*TASK OBJECTIVE:*
Each entry below is to be written out exactly, and the pictures are to be left out.

*PROVIDED INFORMATION:*
——
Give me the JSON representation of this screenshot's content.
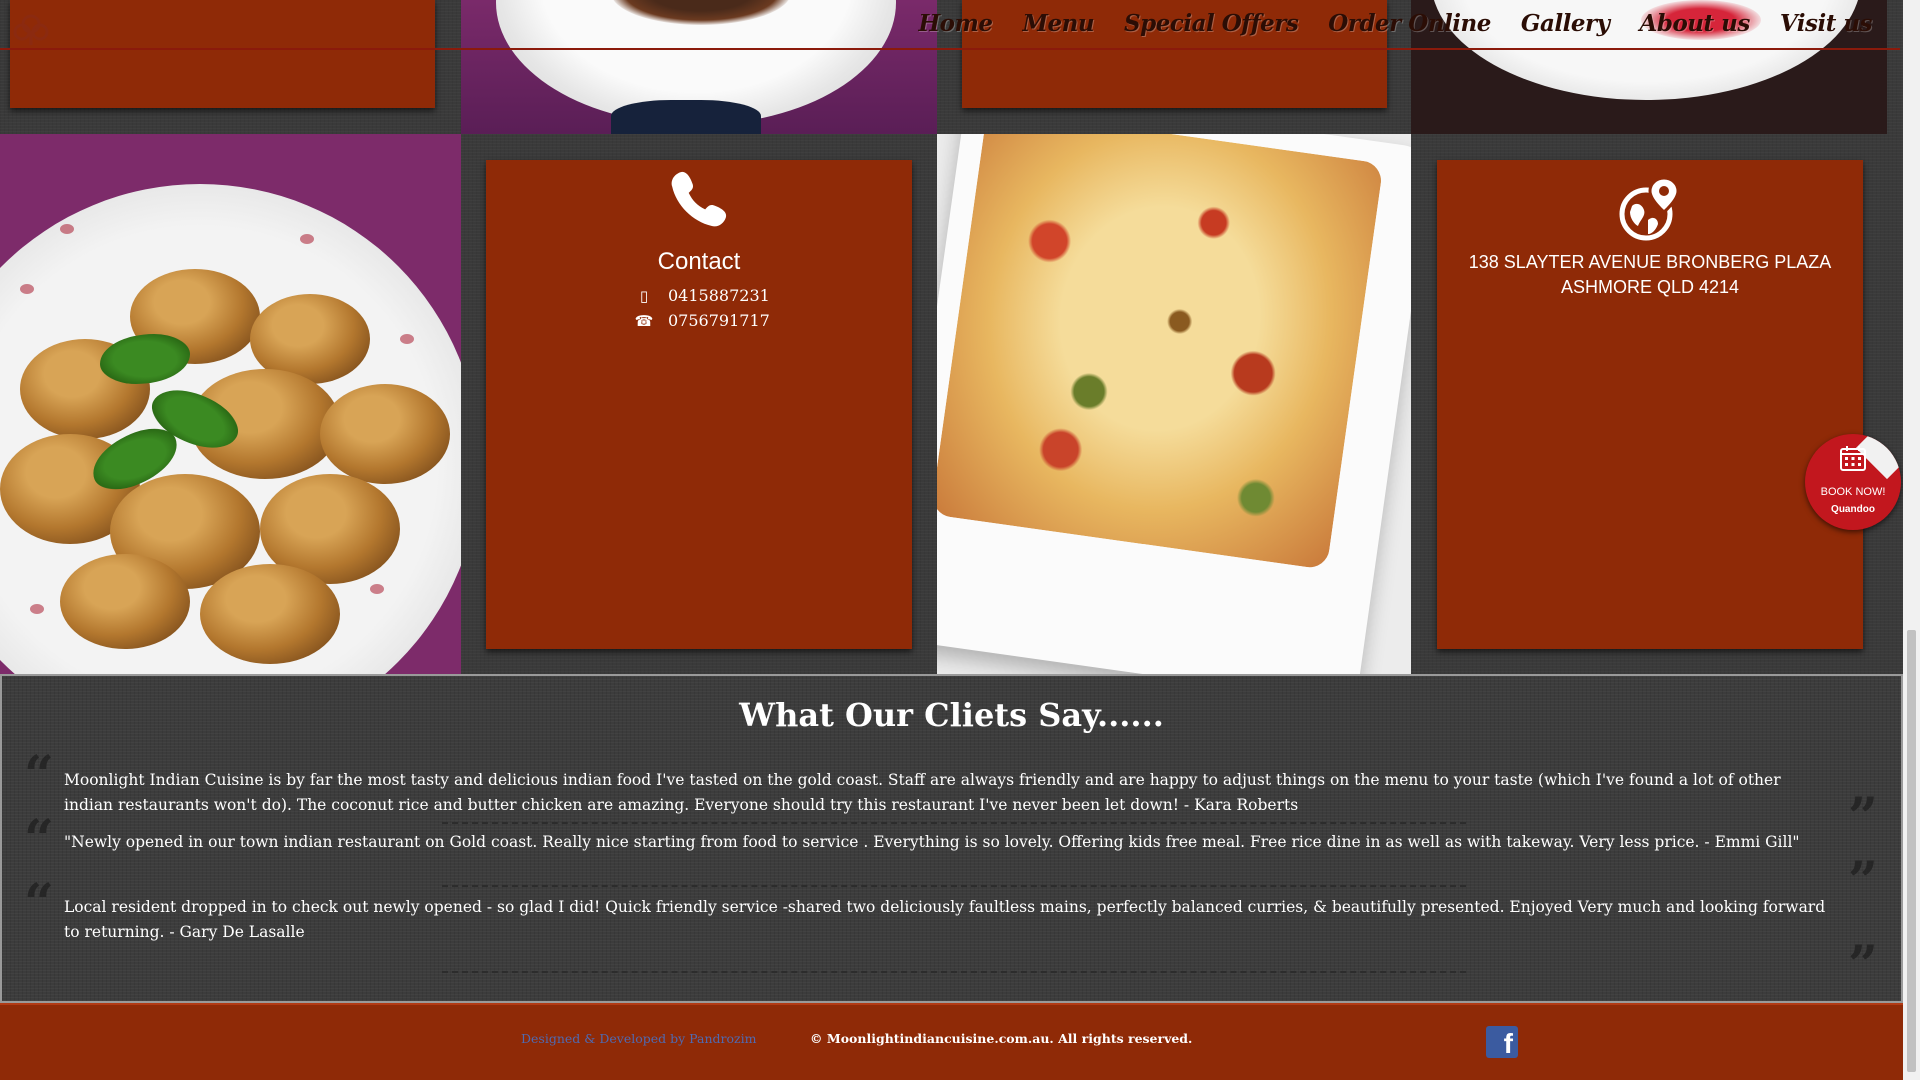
{
  "nav": {
    "items": [
      "Home",
      "Menu",
      "Special Offers",
      "Order Online",
      "Gallery",
      "About us",
      "Visit us"
    ]
  },
  "contact": {
    "title": "Contact",
    "mobile": "0415887231",
    "phone": "0756791717"
  },
  "address": {
    "line1": "138 SLAYTER AVENUE BRONBERG PLAZA",
    "line2": "ASHMORE QLD 4214"
  },
  "testimonials": {
    "title": "What Our Cliets Say......",
    "reviews": [
      "Moonlight Indian Cuisine is by far the most tasty and delicious indian food I've tasted on the gold coast. Staff are always friendly and are happy to adjust things on the menu to your taste (which I've found a lot of other indian restaurants won't do). The coconut rice and butter chicken are amazing. Everyone should try this restaurant I've never been let down! - Kara Roberts",
      "\"Newly opened in our town indian restaurant on Gold coast. Really nice starting from food to service . Everything is so lovely. Offering kids free meal. Free rice dine in as well as with takeway. Very less price. - Emmi Gill\"",
      "Local resident dropped in to check out newly opened - so glad I did! Quick friendly service -shared two deliciously faultless mains, perfectly balanced curries, & beautifully presented. Enjoyed Very much and looking forward to returning. - Gary De Lasalle"
    ]
  },
  "footer": {
    "credit": "Designed & Developed by Pandrozim",
    "copyright": "© Moonlightindiancuisine.com.au. All rights reserved.",
    "facebook_icon": "facebook-icon"
  },
  "booking": {
    "label": "BOOK NOW!",
    "brand": "Quandoo"
  },
  "colors": {
    "card": "#8f2a07",
    "footer": "#8f2a07",
    "nav_text": "#2b0d05",
    "credit_link": "#4f6ab2",
    "book_button": "#c2171e"
  }
}
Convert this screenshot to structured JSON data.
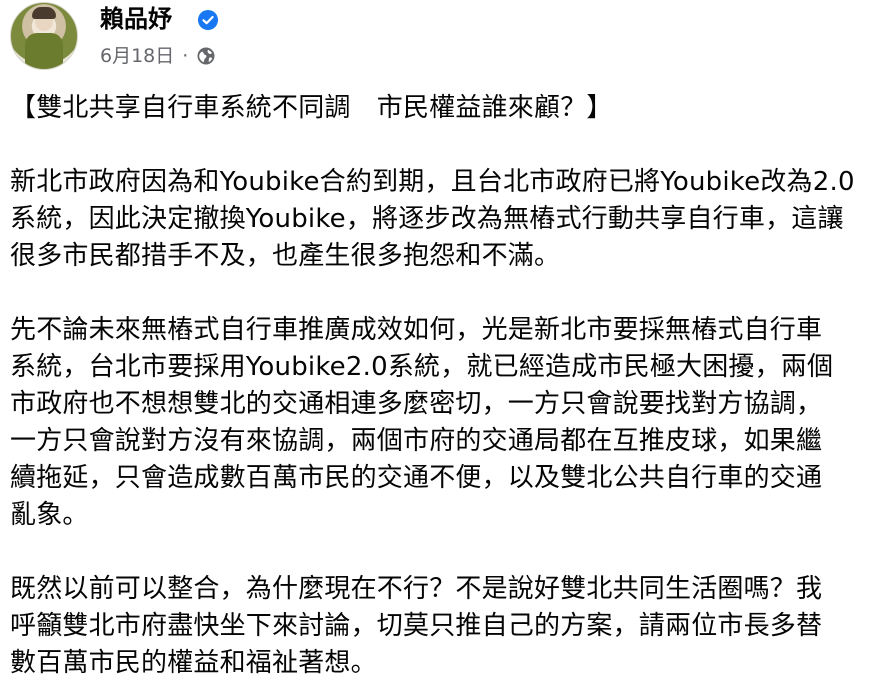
{
  "post": {
    "author": "賴品妤",
    "date": "6月18日",
    "separator": "·",
    "icons": {
      "verified": "verified-badge-icon",
      "privacy": "globe-icon"
    },
    "colors": {
      "verified": "#1877f2",
      "meta_text": "#65676b",
      "body_text": "#050505"
    },
    "title": "【雙北共享自行車系統不同調　市民權益誰來顧？】",
    "paragraphs": [
      [
        "新北市政府因為和Youbike合約到期，且台北市政府已將Youbike改為2.0",
        "系統，因此決定撤換Youbike，將逐步改為無樁式行動共享自行車，這讓",
        "很多市民都措手不及，也產生很多抱怨和不滿。"
      ],
      [
        "先不論未來無樁式自行車推廣成效如何，光是新北市要採無樁式自行車",
        "系統，台北市要採用Youbike2.0系統，就已經造成市民極大困擾，兩個",
        "市政府也不想想雙北的交通相連多麼密切，一方只會說要找對方協調，",
        "一方只會說對方沒有來協調，兩個市府的交通局都在互推皮球，如果繼",
        "續拖延，只會造成數百萬市民的交通不便，以及雙北公共自行車的交通",
        "亂象。"
      ],
      [
        "既然以前可以整合，為什麼現在不行？不是說好雙北共同生活圈嗎？我",
        "呼籲雙北市府盡快坐下來討論，切莫只推自己的方案，請兩位市長多替",
        "數百萬市民的權益和福祉著想。"
      ]
    ]
  }
}
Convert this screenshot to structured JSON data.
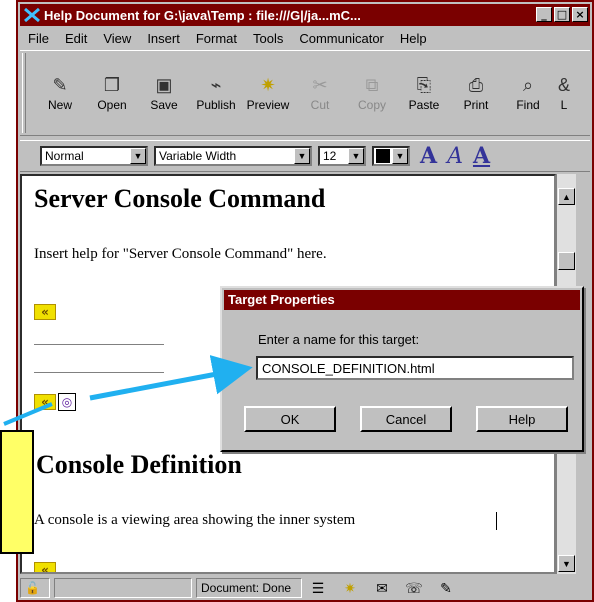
{
  "window": {
    "title": "Help Document for G:\\java\\Temp : file:///G|/ja...mC...",
    "controls": [
      "_",
      "□",
      "×"
    ]
  },
  "menu": [
    "File",
    "Edit",
    "View",
    "Insert",
    "Format",
    "Tools",
    "Communicator",
    "Help"
  ],
  "toolbar": [
    {
      "label": "New",
      "icon": "new-page-icon"
    },
    {
      "label": "Open",
      "icon": "open-icon"
    },
    {
      "label": "Save",
      "icon": "save-icon"
    },
    {
      "label": "Publish",
      "icon": "publish-icon"
    },
    {
      "label": "Preview",
      "icon": "preview-icon"
    },
    {
      "label": "Cut",
      "icon": "cut-icon",
      "disabled": true
    },
    {
      "label": "Copy",
      "icon": "copy-icon",
      "disabled": true
    },
    {
      "label": "Paste",
      "icon": "paste-icon"
    },
    {
      "label": "Print",
      "icon": "print-icon"
    },
    {
      "label": "Find",
      "icon": "find-icon"
    },
    {
      "label": "L",
      "icon": "link-icon"
    }
  ],
  "format": {
    "style": "Normal",
    "font": "Variable Width",
    "size": "12",
    "text_color": "#000000",
    "a_glyph": "A"
  },
  "document": {
    "heading1": "Server Console Command",
    "para1": "Insert help for \"Server Console Command\" here.",
    "heading2": "Console Definition",
    "para2": "A console is a viewing area showing the inner system"
  },
  "status": {
    "text": "Document: Done"
  },
  "dialog": {
    "title": "Target Properties",
    "prompt": "Enter a name for this target:",
    "value": "CONSOLE_DEFINITION.html",
    "ok": "OK",
    "cancel": "Cancel",
    "help": "Help"
  },
  "colors": {
    "titlebar": "#7a0000",
    "callout": "#ffff66",
    "arrow": "#20b0f0"
  }
}
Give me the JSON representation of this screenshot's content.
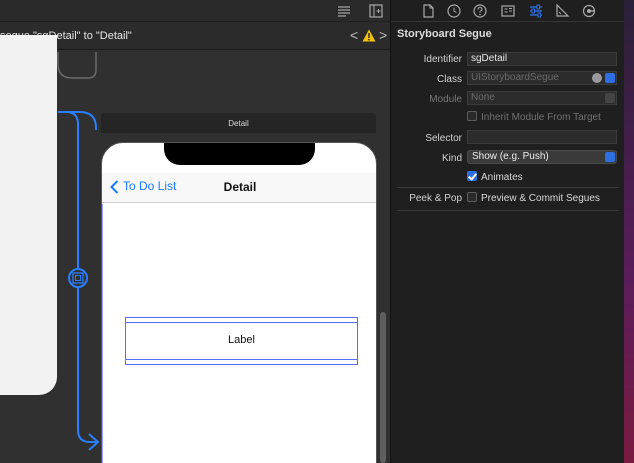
{
  "canvas": {
    "breadcrumb_text": "segue \"sgDetail\" to \"Detail\"",
    "nav_prev": "<",
    "nav_next": ">",
    "detail_scene_title": "Detail",
    "phone": {
      "back_label": "To Do List",
      "nav_title": "Detail",
      "label_text": "Label"
    }
  },
  "inspector": {
    "section_title": "Storyboard Segue",
    "identifier_label": "Identifier",
    "identifier_value": "sgDetail",
    "class_label": "Class",
    "class_placeholder": "UIStoryboardSegue",
    "module_label": "Module",
    "module_placeholder": "None",
    "inherit_label": "Inherit Module From Target",
    "selector_label": "Selector",
    "selector_value": "",
    "kind_label": "Kind",
    "kind_value": "Show (e.g. Push)",
    "animates_label": "Animates",
    "animates_checked": true,
    "peek_label": "Peek & Pop",
    "peek_option": "Preview & Commit Segues",
    "peek_checked": false
  },
  "colors": {
    "accent": "#2f6ee0",
    "link": "#1a7cff",
    "segue_line": "#2a7fff",
    "warning": "#f4c20d"
  }
}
——
*CORRECT RESULT:*
Give me the JSON representation of this screenshot's content.
{
  "nav": {
    "items": [
      "Home",
      "Menu",
      "Special Offers",
      "Order Online",
      "Gallery",
      "About us",
      "Visit us"
    ]
  },
  "contact": {
    "title": "Contact",
    "mobile": "0415887231",
    "phone": "0756791717"
  },
  "address": {
    "line1": "138 SLAYTER AVENUE BRONBERG PLAZA",
    "line2": "ASHMORE QLD 4214"
  },
  "testimonials": {
    "title": "What Our Cliets Say......",
    "reviews": [
      "Moonlight Indian Cuisine is by far the most tasty and delicious indian food I've tasted on the gold coast. Staff are always friendly and are happy to adjust things on the menu to your taste (which I've found a lot of other indian restaurants won't do). The coconut rice and butter chicken are amazing. Everyone should try this restaurant I've never been let down! - Kara Roberts",
      "\"Newly opened in our town indian restaurant on Gold coast. Really nice starting from food to service . Everything is so lovely. Offering kids free meal. Free rice dine in as well as with takeway. Very less price. - Emmi Gill\"",
      "Local resident dropped in to check out newly opened - so glad I did! Quick friendly service -shared two deliciously faultless mains, perfectly balanced curries, & beautifully presented. Enjoyed Very much and looking forward to returning. - Gary De Lasalle"
    ]
  },
  "footer": {
    "credit": "Designed & Developed by Pandrozim",
    "copyright": "© Moonlightindiancuisine.com.au. All rights reserved.",
    "facebook_icon": "facebook-icon"
  },
  "booking": {
    "label": "BOOK NOW!",
    "brand": "Quandoo"
  },
  "colors": {
    "card": "#8f2a07",
    "footer": "#8f2a07",
    "nav_text": "#2b0d05",
    "credit_link": "#4f6ab2",
    "book_button": "#c2171e"
  }
}
Convert this screenshot to structured JSON data.
{
  "post": {
    "author": "賴品妤",
    "date": "6月18日",
    "separator": "·",
    "icons": {
      "verified": "verified-badge-icon",
      "privacy": "globe-icon"
    },
    "colors": {
      "verified": "#1877f2",
      "meta_text": "#65676b",
      "body_text": "#050505"
    },
    "title": "【雙北共享自行車系統不同調　市民權益誰來顧？】",
    "paragraphs": [
      [
        "新北市政府因為和Youbike合約到期，且台北市政府已將Youbike改為2.0",
        "系統，因此決定撤換Youbike，將逐步改為無樁式行動共享自行車，這讓",
        "很多市民都措手不及，也產生很多抱怨和不滿。"
      ],
      [
        "先不論未來無樁式自行車推廣成效如何，光是新北市要採無樁式自行車",
        "系統，台北市要採用Youbike2.0系統，就已經造成市民極大困擾，兩個",
        "市政府也不想想雙北的交通相連多麼密切，一方只會說要找對方協調，",
        "一方只會說對方沒有來協調，兩個市府的交通局都在互推皮球，如果繼",
        "續拖延，只會造成數百萬市民的交通不便，以及雙北公共自行車的交通",
        "亂象。"
      ],
      [
        "既然以前可以整合，為什麼現在不行？不是說好雙北共同生活圈嗎？我",
        "呼籲雙北市府盡快坐下來討論，切莫只推自己的方案，請兩位市長多替",
        "數百萬市民的權益和福祉著想。"
      ]
    ]
  }
}
Convert this screenshot to structured JSON data.
{
  "window": {
    "title": "Help Document for G:\\java\\Temp : file:///G|/ja...mC...",
    "controls": [
      "_",
      "□",
      "×"
    ]
  },
  "menu": [
    "File",
    "Edit",
    "View",
    "Insert",
    "Format",
    "Tools",
    "Communicator",
    "Help"
  ],
  "toolbar": [
    {
      "label": "New",
      "icon": "new-page-icon"
    },
    {
      "label": "Open",
      "icon": "open-icon"
    },
    {
      "label": "Save",
      "icon": "save-icon"
    },
    {
      "label": "Publish",
      "icon": "publish-icon"
    },
    {
      "label": "Preview",
      "icon": "preview-icon"
    },
    {
      "label": "Cut",
      "icon": "cut-icon",
      "disabled": true
    },
    {
      "label": "Copy",
      "icon": "copy-icon",
      "disabled": true
    },
    {
      "label": "Paste",
      "icon": "paste-icon"
    },
    {
      "label": "Print",
      "icon": "print-icon"
    },
    {
      "label": "Find",
      "icon": "find-icon"
    },
    {
      "label": "L",
      "icon": "link-icon"
    }
  ],
  "format": {
    "style": "Normal",
    "font": "Variable Width",
    "size": "12",
    "text_color": "#000000",
    "a_glyph": "A"
  },
  "document": {
    "heading1": "Server Console Command",
    "para1": "Insert help for \"Server Console Command\" here.",
    "heading2": "Console Definition",
    "para2": "A console is a viewing area showing the inner system"
  },
  "status": {
    "text": "Document: Done"
  },
  "dialog": {
    "title": "Target Properties",
    "prompt": "Enter a name for this target:",
    "value": "CONSOLE_DEFINITION.html",
    "ok": "OK",
    "cancel": "Cancel",
    "help": "Help"
  },
  "colors": {
    "titlebar": "#7a0000",
    "callout": "#ffff66",
    "arrow": "#20b0f0"
  }
}
Give me the JSON representation of this screenshot's content.
{
  "canvas": {
    "breadcrumb_text": "segue \"sgDetail\" to \"Detail\"",
    "nav_prev": "<",
    "nav_next": ">",
    "detail_scene_title": "Detail",
    "phone": {
      "back_label": "To Do List",
      "nav_title": "Detail",
      "label_text": "Label"
    }
  },
  "inspector": {
    "section_title": "Storyboard Segue",
    "identifier_label": "Identifier",
    "identifier_value": "sgDetail",
    "class_label": "Class",
    "class_placeholder": "UIStoryboardSegue",
    "module_label": "Module",
    "module_placeholder": "None",
    "inherit_label": "Inherit Module From Target",
    "selector_label": "Selector",
    "selector_value": "",
    "kind_label": "Kind",
    "kind_value": "Show (e.g. Push)",
    "animates_label": "Animates",
    "animates_checked": true,
    "peek_label": "Peek & Pop",
    "peek_option": "Preview & Commit Segues",
    "peek_checked": false
  },
  "colors": {
    "accent": "#2f6ee0",
    "link": "#1a7cff",
    "segue_line": "#2a7fff",
    "warning": "#f4c20d"
  }
}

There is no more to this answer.